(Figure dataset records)
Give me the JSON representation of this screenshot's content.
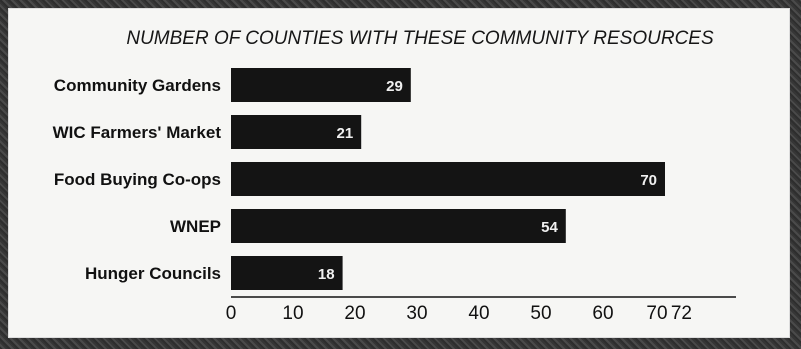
{
  "chart_data": {
    "type": "bar",
    "orientation": "horizontal",
    "title": "NUMBER OF COUNTIES WITH THESE COMMUNITY RESOURCES",
    "categories": [
      "Community Gardens",
      "WIC Farmers' Market",
      "Food Buying Co-ops",
      "WNEP",
      "Hunger Councils"
    ],
    "values": [
      29,
      21,
      70,
      54,
      18
    ],
    "xlim": [
      0,
      72
    ],
    "ticks": [
      "0",
      "10",
      "20",
      "30",
      "40",
      "50",
      "60",
      "70",
      "72"
    ],
    "grid": false,
    "colors": {
      "bar": "#141414",
      "value_text": "#f0f0f0"
    }
  }
}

EXERCISE DIRECTIONS: Transcribe all of the records above character for character. Exclude the pictures.

SOLUTION BELOW:
Give me the JSON representation of this screenshot's content.
{
  "chart_data": {
    "type": "bar",
    "orientation": "horizontal",
    "title": "NUMBER OF COUNTIES WITH THESE COMMUNITY RESOURCES",
    "categories": [
      "Community Gardens",
      "WIC Farmers' Market",
      "Food Buying Co-ops",
      "WNEP",
      "Hunger Councils"
    ],
    "values": [
      29,
      21,
      70,
      54,
      18
    ],
    "xlim": [
      0,
      72
    ],
    "ticks": [
      "0",
      "10",
      "20",
      "30",
      "40",
      "50",
      "60",
      "70",
      "72"
    ],
    "grid": false,
    "colors": {
      "bar": "#141414",
      "value_text": "#f0f0f0"
    }
  }
}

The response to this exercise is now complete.